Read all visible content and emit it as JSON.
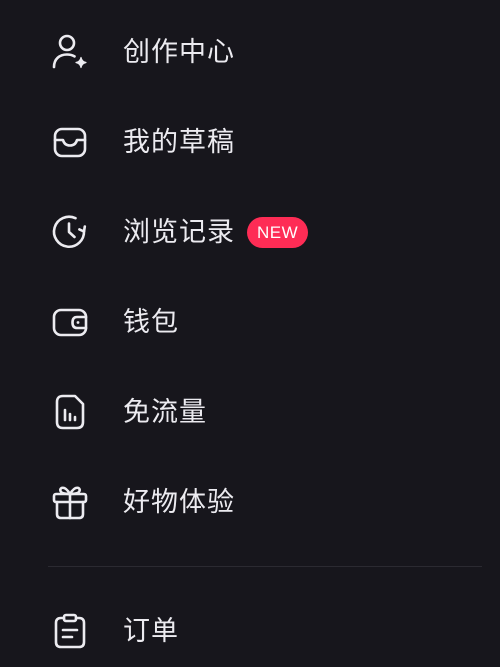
{
  "menu": {
    "items": [
      {
        "id": "creator",
        "icon": "creator-icon",
        "label": "创作中心"
      },
      {
        "id": "drafts",
        "icon": "inbox-tray-icon",
        "label": "我的草稿"
      },
      {
        "id": "history",
        "icon": "history-clock-icon",
        "label": "浏览记录",
        "badge": "NEW"
      },
      {
        "id": "wallet",
        "icon": "wallet-icon",
        "label": "钱包"
      },
      {
        "id": "free-data",
        "icon": "data-card-icon",
        "label": "免流量"
      },
      {
        "id": "product-trial",
        "icon": "gift-icon",
        "label": "好物体验"
      },
      {
        "id": "orders",
        "icon": "clipboard-icon",
        "label": "订单"
      }
    ]
  },
  "colors": {
    "background": "#17161c",
    "text": "#ecebf0",
    "badge": "#fe2c55",
    "divider": "#2b2a31"
  }
}
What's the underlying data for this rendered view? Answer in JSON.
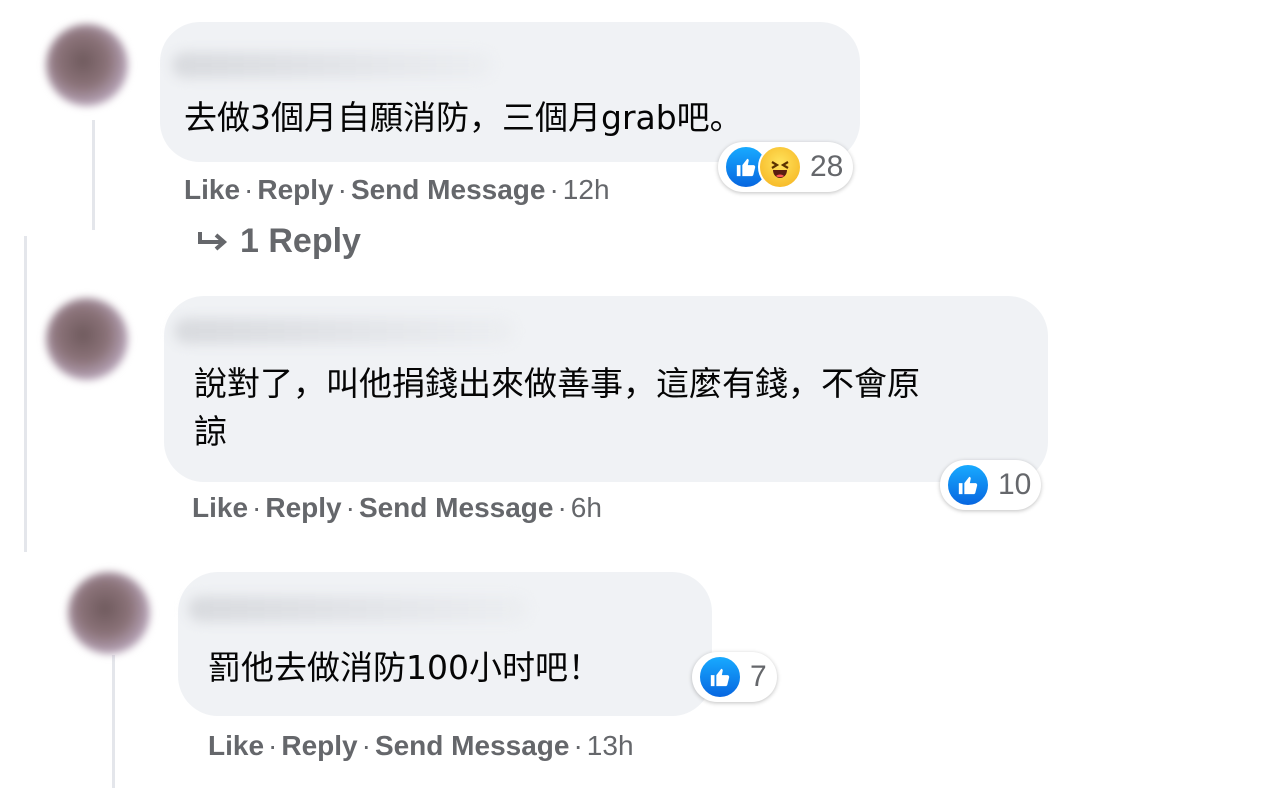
{
  "comments": [
    {
      "text": "去做3個月自願消防，三個月grab吧。",
      "actions": {
        "like": "Like",
        "reply": "Reply",
        "send": "Send Message",
        "time": "12h"
      },
      "reactions": {
        "icons": [
          "like-icon",
          "haha-icon"
        ],
        "count": "28"
      },
      "replies_link": "1 Reply"
    },
    {
      "text": "說對了，叫他捐錢出來做善事，這麼有錢，不會原\n諒",
      "actions": {
        "like": "Like",
        "reply": "Reply",
        "send": "Send Message",
        "time": "6h"
      },
      "reactions": {
        "icons": [
          "like-icon"
        ],
        "count": "10"
      }
    },
    {
      "text": "罰他去做消防100小时吧！",
      "actions": {
        "like": "Like",
        "reply": "Reply",
        "send": "Send Message",
        "time": "13h"
      },
      "reactions": {
        "icons": [
          "like-icon"
        ],
        "count": "7"
      }
    }
  ],
  "separator": "·",
  "colors": {
    "bubble": "#f0f2f5",
    "meta": "#65676b",
    "like": "#1877f2"
  }
}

______

▶ **The exercise**
Return the entries unchanged, save for the pictures, which do not belong in the copy.

▶ **Response to the exercise**
Read all visible content and emit it as JSON.
{
  "menu": {
    "items": [
      {
        "id": "creator",
        "icon": "creator-icon",
        "label": "创作中心"
      },
      {
        "id": "drafts",
        "icon": "inbox-tray-icon",
        "label": "我的草稿"
      },
      {
        "id": "history",
        "icon": "history-clock-icon",
        "label": "浏览记录",
        "badge": "NEW"
      },
      {
        "id": "wallet",
        "icon": "wallet-icon",
        "label": "钱包"
      },
      {
        "id": "free-data",
        "icon": "data-card-icon",
        "label": "免流量"
      },
      {
        "id": "product-trial",
        "icon": "gift-icon",
        "label": "好物体验"
      },
      {
        "id": "orders",
        "icon": "clipboard-icon",
        "label": "订单"
      }
    ]
  },
  "colors": {
    "background": "#17161c",
    "text": "#ecebf0",
    "badge": "#fe2c55",
    "divider": "#2b2a31"
  }
}
What's the underlying data for this rendered view? Answer in JSON.
{
  "comments": [
    {
      "text": "去做3個月自願消防，三個月grab吧。",
      "actions": {
        "like": "Like",
        "reply": "Reply",
        "send": "Send Message",
        "time": "12h"
      },
      "reactions": {
        "icons": [
          "like-icon",
          "haha-icon"
        ],
        "count": "28"
      },
      "replies_link": "1 Reply"
    },
    {
      "text": "說對了，叫他捐錢出來做善事，這麼有錢，不會原\n諒",
      "actions": {
        "like": "Like",
        "reply": "Reply",
        "send": "Send Message",
        "time": "6h"
      },
      "reactions": {
        "icons": [
          "like-icon"
        ],
        "count": "10"
      }
    },
    {
      "text": "罰他去做消防100小时吧！",
      "actions": {
        "like": "Like",
        "reply": "Reply",
        "send": "Send Message",
        "time": "13h"
      },
      "reactions": {
        "icons": [
          "like-icon"
        ],
        "count": "7"
      }
    }
  ],
  "separator": "·",
  "colors": {
    "bubble": "#f0f2f5",
    "meta": "#65676b",
    "like": "#1877f2"
  }
}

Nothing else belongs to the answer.